--- START LISTING ---
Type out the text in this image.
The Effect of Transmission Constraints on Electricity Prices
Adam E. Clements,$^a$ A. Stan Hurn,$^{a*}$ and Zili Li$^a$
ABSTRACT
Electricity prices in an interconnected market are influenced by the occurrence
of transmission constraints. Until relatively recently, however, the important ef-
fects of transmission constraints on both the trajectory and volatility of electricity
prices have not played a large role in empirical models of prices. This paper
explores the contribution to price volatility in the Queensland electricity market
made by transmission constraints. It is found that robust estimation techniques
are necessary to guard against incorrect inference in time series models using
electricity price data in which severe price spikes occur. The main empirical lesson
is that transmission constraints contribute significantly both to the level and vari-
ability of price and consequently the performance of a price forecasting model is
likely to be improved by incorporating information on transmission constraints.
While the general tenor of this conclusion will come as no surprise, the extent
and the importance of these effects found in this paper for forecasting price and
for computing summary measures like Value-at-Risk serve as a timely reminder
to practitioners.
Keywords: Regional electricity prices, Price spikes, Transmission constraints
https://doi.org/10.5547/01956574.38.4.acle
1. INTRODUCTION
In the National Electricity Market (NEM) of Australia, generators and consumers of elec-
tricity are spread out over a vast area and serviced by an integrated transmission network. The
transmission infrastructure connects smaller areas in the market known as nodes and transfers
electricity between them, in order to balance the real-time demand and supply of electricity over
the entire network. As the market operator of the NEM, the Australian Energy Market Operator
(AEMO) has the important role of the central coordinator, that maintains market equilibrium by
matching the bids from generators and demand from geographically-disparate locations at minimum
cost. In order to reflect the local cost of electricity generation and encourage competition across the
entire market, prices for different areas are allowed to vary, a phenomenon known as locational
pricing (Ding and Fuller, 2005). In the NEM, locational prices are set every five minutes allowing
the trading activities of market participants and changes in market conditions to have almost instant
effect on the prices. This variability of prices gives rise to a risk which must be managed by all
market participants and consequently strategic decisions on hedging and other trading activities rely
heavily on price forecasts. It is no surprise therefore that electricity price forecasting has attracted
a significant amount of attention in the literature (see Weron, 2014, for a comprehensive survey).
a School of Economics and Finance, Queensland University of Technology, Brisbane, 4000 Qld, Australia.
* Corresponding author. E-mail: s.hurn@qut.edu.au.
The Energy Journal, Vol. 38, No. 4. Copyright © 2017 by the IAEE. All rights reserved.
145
--- END LISTING ---
--- START LISTING ---
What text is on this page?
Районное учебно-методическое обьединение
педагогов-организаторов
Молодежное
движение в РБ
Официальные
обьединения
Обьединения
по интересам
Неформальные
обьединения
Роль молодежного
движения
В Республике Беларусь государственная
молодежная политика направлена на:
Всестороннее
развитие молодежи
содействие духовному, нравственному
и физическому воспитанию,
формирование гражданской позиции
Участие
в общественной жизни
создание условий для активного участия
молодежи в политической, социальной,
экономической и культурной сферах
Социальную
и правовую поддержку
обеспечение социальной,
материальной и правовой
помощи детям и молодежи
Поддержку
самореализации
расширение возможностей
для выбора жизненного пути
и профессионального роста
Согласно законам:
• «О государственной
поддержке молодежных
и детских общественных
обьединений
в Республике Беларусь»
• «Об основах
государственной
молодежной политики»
--- END LISTING ---
INSTRUCTION » Every line in the data that holds "trading" should be copied out.

RIGHT ANSWER »
the trading activities of market participants and changes in market conditions to have almost instant
market participants and consequently strategic decisions on hedging and other trading activities rely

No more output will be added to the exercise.